[Task statement] Restate the records below word for word.

[Data records]
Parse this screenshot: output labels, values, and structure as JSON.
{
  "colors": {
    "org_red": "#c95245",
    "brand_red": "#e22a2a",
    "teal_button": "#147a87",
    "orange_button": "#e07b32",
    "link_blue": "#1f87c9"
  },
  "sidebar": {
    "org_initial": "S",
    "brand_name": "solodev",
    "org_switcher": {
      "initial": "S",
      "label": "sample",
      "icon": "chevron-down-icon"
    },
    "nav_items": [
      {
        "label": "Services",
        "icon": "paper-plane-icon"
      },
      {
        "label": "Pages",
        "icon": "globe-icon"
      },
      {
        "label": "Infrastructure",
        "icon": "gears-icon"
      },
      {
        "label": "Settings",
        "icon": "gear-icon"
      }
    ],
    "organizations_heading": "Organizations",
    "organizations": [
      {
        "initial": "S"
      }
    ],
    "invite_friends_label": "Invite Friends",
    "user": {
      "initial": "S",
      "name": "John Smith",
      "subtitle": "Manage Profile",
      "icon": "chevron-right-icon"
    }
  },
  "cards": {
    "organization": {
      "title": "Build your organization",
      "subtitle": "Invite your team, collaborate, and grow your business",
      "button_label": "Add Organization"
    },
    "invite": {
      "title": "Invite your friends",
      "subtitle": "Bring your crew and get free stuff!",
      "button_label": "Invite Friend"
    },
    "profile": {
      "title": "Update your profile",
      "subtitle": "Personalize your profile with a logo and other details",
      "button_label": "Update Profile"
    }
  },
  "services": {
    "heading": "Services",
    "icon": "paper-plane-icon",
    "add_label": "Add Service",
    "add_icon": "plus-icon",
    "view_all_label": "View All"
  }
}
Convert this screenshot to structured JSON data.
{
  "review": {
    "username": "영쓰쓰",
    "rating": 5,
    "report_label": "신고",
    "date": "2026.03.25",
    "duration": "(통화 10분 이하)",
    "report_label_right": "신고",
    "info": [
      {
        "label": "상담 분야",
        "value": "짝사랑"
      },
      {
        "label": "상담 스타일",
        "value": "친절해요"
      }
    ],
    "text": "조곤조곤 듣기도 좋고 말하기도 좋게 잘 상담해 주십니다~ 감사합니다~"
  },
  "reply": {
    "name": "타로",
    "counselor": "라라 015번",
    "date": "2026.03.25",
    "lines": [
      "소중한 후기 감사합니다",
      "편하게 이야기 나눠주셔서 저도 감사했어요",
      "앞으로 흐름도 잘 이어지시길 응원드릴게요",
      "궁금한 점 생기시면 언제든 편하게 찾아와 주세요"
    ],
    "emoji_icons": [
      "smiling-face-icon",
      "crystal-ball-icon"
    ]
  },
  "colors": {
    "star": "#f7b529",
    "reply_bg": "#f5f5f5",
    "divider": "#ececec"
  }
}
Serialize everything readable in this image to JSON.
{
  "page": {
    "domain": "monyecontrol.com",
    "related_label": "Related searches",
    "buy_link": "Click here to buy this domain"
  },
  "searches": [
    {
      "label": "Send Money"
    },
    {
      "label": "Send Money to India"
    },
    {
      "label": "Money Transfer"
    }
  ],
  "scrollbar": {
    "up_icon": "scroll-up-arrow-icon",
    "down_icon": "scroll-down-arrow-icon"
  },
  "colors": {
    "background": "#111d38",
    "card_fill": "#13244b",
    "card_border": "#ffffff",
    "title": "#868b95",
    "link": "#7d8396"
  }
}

[Exercise result]
Parse this screenshot: output labels, values, and structure as JSON.
{
  "colors": {
    "org_red": "#c95245",
    "brand_red": "#e22a2a",
    "teal_button": "#147a87",
    "orange_button": "#e07b32",
    "link_blue": "#1f87c9"
  },
  "sidebar": {
    "org_initial": "S",
    "brand_name": "solodev",
    "org_switcher": {
      "initial": "S",
      "label": "sample",
      "icon": "chevron-down-icon"
    },
    "nav_items": [
      {
        "label": "Services",
        "icon": "paper-plane-icon"
      },
      {
        "label": "Pages",
        "icon": "globe-icon"
      },
      {
        "label": "Infrastructure",
        "icon": "gears-icon"
      },
      {
        "label": "Settings",
        "icon": "gear-icon"
      }
    ],
    "organizations_heading": "Organizations",
    "organizations": [
      {
        "initial": "S"
      }
    ],
    "invite_friends_label": "Invite Friends",
    "user": {
      "initial": "S",
      "name": "John Smith",
      "subtitle": "Manage Profile",
      "icon": "chevron-right-icon"
    }
  },
  "cards": {
    "organization": {
      "title": "Build your organization",
      "subtitle": "Invite your team, collaborate, and grow your business",
      "button_label": "Add Organization"
    },
    "invite": {
      "title": "Invite your friends",
      "subtitle": "Bring your crew and get free stuff!",
      "button_label": "Invite Friend"
    },
    "profile": {
      "title": "Update your profile",
      "subtitle": "Personalize your profile with a logo and other details",
      "button_label": "Update Profile"
    }
  },
  "services": {
    "heading": "Services",
    "icon": "paper-plane-icon",
    "add_label": "Add Service",
    "add_icon": "plus-icon",
    "view_all_label": "View All"
  }
}
Convert this screenshot to structured JSON data.
{
  "review": {
    "username": "영쓰쓰",
    "rating": 5,
    "report_label": "신고",
    "date": "2026.03.25",
    "duration": "(통화 10분 이하)",
    "report_label_right": "신고",
    "info": [
      {
        "label": "상담 분야",
        "value": "짝사랑"
      },
      {
        "label": "상담 스타일",
        "value": "친절해요"
      }
    ],
    "text": "조곤조곤 듣기도 좋고 말하기도 좋게 잘 상담해 주십니다~ 감사합니다~"
  },
  "reply": {
    "name": "타로",
    "counselor": "라라 015번",
    "date": "2026.03.25",
    "lines": [
      "소중한 후기 감사합니다",
      "편하게 이야기 나눠주셔서 저도 감사했어요",
      "앞으로 흐름도 잘 이어지시길 응원드릴게요",
      "궁금한 점 생기시면 언제든 편하게 찾아와 주세요"
    ],
    "emoji_icons": [
      "smiling-face-icon",
      "crystal-ball-icon"
    ]
  },
  "colors": {
    "star": "#f7b529",
    "reply_bg": "#f5f5f5",
    "divider": "#ececec"
  }
}
Serialize everything readable in this image to JSON.
{
  "page": {
    "domain": "monyecontrol.com",
    "related_label": "Related searches",
    "buy_link": "Click here to buy this domain"
  },
  "searches": [
    {
      "label": "Send Money"
    },
    {
      "label": "Send Money to India"
    },
    {
      "label": "Money Transfer"
    }
  ],
  "scrollbar": {
    "up_icon": "scroll-up-arrow-icon",
    "down_icon": "scroll-down-arrow-icon"
  },
  "colors": {
    "background": "#111d38",
    "card_fill": "#13244b",
    "card_border": "#ffffff",
    "title": "#868b95",
    "link": "#7d8396"
  }
}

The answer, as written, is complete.